• **Goal of the exercise**:
From the listing below, pull out every line where the string "最大工作压力" appears.

• **Data to process**:
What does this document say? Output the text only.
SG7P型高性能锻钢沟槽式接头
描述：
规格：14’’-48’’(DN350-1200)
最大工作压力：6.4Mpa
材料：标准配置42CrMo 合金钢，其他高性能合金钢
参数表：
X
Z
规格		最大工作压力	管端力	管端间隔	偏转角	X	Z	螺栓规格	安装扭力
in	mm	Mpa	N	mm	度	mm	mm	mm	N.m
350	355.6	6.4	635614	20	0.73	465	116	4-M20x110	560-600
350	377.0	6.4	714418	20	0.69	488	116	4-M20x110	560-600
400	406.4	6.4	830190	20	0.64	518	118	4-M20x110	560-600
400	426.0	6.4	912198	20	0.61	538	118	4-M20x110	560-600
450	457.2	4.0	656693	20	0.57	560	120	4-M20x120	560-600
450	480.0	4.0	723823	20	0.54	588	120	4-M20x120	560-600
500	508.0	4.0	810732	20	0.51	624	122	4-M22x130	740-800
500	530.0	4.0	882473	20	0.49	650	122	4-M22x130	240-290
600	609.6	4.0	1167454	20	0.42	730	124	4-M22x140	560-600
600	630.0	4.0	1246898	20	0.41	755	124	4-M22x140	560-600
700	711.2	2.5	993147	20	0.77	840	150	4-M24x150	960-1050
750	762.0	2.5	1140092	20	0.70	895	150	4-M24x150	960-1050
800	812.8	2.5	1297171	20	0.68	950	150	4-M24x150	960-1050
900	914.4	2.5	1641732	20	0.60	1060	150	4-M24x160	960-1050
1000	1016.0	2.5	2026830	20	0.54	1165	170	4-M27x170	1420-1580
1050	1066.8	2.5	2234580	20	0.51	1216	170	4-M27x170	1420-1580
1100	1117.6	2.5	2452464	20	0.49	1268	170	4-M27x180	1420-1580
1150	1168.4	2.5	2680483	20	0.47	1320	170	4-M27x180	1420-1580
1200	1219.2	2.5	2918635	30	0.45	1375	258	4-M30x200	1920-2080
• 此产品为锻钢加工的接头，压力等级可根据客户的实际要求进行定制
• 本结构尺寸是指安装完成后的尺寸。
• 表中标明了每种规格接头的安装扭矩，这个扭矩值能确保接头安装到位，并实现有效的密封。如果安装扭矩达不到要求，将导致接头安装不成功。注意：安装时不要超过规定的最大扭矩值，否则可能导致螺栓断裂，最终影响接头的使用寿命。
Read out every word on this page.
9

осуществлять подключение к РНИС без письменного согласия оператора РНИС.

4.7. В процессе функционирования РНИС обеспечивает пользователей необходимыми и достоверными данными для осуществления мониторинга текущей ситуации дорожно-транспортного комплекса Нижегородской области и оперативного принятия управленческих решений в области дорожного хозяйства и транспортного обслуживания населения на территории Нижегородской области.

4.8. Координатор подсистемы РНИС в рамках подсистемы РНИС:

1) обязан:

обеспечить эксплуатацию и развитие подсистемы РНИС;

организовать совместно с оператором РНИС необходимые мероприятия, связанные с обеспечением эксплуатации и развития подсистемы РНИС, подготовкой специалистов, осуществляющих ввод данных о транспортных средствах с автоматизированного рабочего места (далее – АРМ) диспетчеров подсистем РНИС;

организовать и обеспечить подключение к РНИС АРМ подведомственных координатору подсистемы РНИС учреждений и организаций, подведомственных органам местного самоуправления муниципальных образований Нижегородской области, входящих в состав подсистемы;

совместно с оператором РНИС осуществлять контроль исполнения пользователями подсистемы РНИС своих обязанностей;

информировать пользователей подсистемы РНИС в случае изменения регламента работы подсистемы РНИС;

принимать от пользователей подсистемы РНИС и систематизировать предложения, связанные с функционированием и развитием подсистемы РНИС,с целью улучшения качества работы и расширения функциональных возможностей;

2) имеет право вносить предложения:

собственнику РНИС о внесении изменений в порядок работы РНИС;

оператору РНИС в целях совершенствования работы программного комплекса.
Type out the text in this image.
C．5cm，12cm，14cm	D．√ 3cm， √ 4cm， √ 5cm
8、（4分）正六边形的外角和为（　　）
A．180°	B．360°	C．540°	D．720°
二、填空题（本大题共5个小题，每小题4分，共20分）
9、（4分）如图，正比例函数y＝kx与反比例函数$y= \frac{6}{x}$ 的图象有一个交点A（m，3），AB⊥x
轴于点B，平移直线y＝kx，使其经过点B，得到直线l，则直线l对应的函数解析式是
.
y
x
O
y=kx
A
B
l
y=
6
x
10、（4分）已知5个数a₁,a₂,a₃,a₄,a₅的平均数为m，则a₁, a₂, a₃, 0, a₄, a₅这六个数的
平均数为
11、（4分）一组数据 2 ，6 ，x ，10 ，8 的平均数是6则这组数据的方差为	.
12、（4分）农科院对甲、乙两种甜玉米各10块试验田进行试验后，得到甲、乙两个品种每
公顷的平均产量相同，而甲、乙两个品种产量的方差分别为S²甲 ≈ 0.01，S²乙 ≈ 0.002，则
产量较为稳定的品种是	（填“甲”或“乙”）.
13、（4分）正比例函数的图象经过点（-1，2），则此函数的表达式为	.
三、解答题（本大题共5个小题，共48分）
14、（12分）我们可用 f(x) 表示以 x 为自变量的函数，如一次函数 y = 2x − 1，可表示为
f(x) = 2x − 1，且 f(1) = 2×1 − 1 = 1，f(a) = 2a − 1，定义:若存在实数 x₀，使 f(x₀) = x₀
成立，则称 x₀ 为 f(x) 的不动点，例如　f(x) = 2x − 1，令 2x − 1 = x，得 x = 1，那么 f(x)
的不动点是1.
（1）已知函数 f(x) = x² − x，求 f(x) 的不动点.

• **Answer below**:
最大工作压力：6.4Mpa
规格		最大工作压力	管端力	管端间隔	偏转角	X	Z	螺栓规格	安装扭力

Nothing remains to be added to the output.